> [Exercise objective]: Could you repeat the records below exactly, leaving out any pictures?

________________

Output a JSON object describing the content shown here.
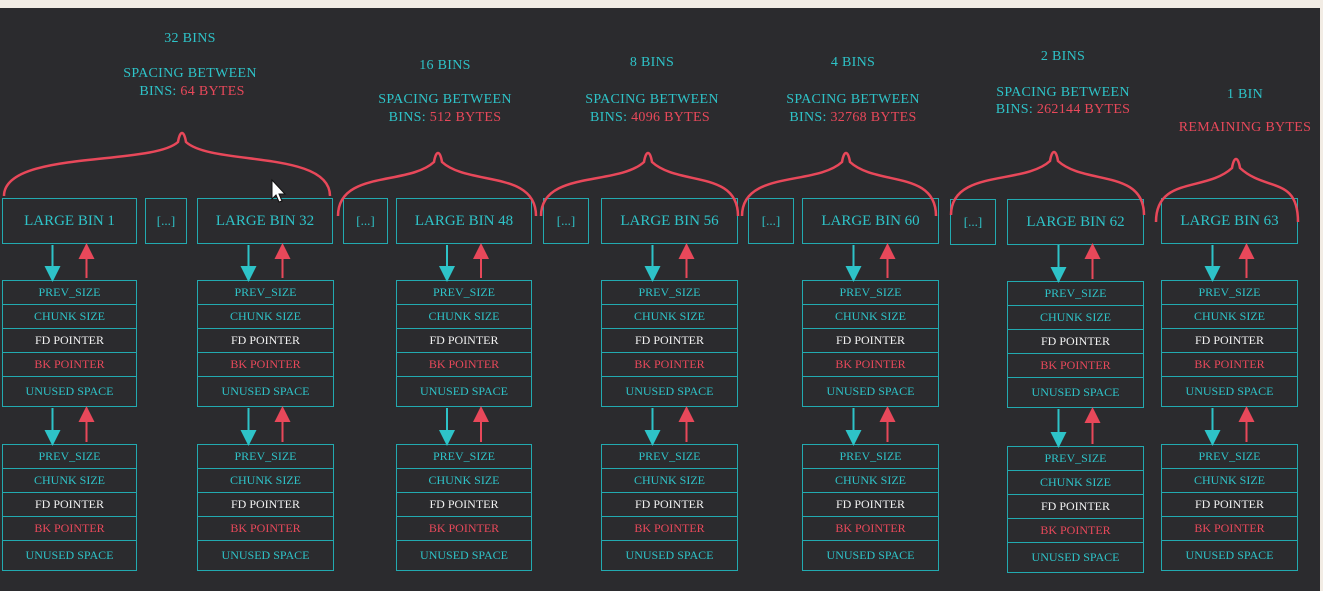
{
  "groups": [
    {
      "count": "32 BINS",
      "spacing_label": "SPACING BETWEEN",
      "spacing_prefix": "BINS:",
      "spacing_value": "64 BYTES"
    },
    {
      "count": "16 BINS",
      "spacing_label": "SPACING BETWEEN",
      "spacing_prefix": "BINS:",
      "spacing_value": "512 BYTES"
    },
    {
      "count": "8 BINS",
      "spacing_label": "SPACING BETWEEN",
      "spacing_prefix": "BINS:",
      "spacing_value": "4096 BYTES"
    },
    {
      "count": "4 BINS",
      "spacing_label": "SPACING BETWEEN",
      "spacing_prefix": "BINS:",
      "spacing_value": "32768 BYTES"
    },
    {
      "count": "2 BINS",
      "spacing_label": "SPACING BETWEEN",
      "spacing_prefix": "BINS:",
      "spacing_value": "262144 BYTES"
    },
    {
      "count": "1 BIN",
      "spacing_value": "REMAINING BYTES"
    }
  ],
  "bins": [
    "LARGE BIN 1",
    "LARGE BIN 32",
    "LARGE BIN 48",
    "LARGE BIN 56",
    "LARGE BIN 60",
    "LARGE BIN 62",
    "LARGE BIN 63"
  ],
  "ellipsis": "[...]",
  "chunk_fields": [
    "PREV_SIZE",
    "CHUNK SIZE",
    "FD POINTER",
    "BK POINTER",
    "UNUSED SPACE"
  ],
  "colors": {
    "background": "#2b2b2e",
    "teal": "#2ec3c8",
    "red": "#e8485a",
    "fd_text": "#f2f2f2",
    "border": "#22aab0"
  },
  "icons": {
    "forward_arrow": "down-arrow-icon",
    "back_arrow": "up-arrow-icon",
    "cursor": "mouse-cursor-icon"
  }
}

________________

> [Response]:
Output a JSON object describing the content shown here.
{
  "groups": [
    {
      "count": "32 BINS",
      "spacing_label": "SPACING BETWEEN",
      "spacing_prefix": "BINS:",
      "spacing_value": "64 BYTES"
    },
    {
      "count": "16 BINS",
      "spacing_label": "SPACING BETWEEN",
      "spacing_prefix": "BINS:",
      "spacing_value": "512 BYTES"
    },
    {
      "count": "8 BINS",
      "spacing_label": "SPACING BETWEEN",
      "spacing_prefix": "BINS:",
      "spacing_value": "4096 BYTES"
    },
    {
      "count": "4 BINS",
      "spacing_label": "SPACING BETWEEN",
      "spacing_prefix": "BINS:",
      "spacing_value": "32768 BYTES"
    },
    {
      "count": "2 BINS",
      "spacing_label": "SPACING BETWEEN",
      "spacing_prefix": "BINS:",
      "spacing_value": "262144 BYTES"
    },
    {
      "count": "1 BIN",
      "spacing_value": "REMAINING BYTES"
    }
  ],
  "bins": [
    "LARGE BIN 1",
    "LARGE BIN 32",
    "LARGE BIN 48",
    "LARGE BIN 56",
    "LARGE BIN 60",
    "LARGE BIN 62",
    "LARGE BIN 63"
  ],
  "ellipsis": "[...]",
  "chunk_fields": [
    "PREV_SIZE",
    "CHUNK SIZE",
    "FD POINTER",
    "BK POINTER",
    "UNUSED SPACE"
  ],
  "colors": {
    "background": "#2b2b2e",
    "teal": "#2ec3c8",
    "red": "#e8485a",
    "fd_text": "#f2f2f2",
    "border": "#22aab0"
  },
  "icons": {
    "forward_arrow": "down-arrow-icon",
    "back_arrow": "up-arrow-icon",
    "cursor": "mouse-cursor-icon"
  }
}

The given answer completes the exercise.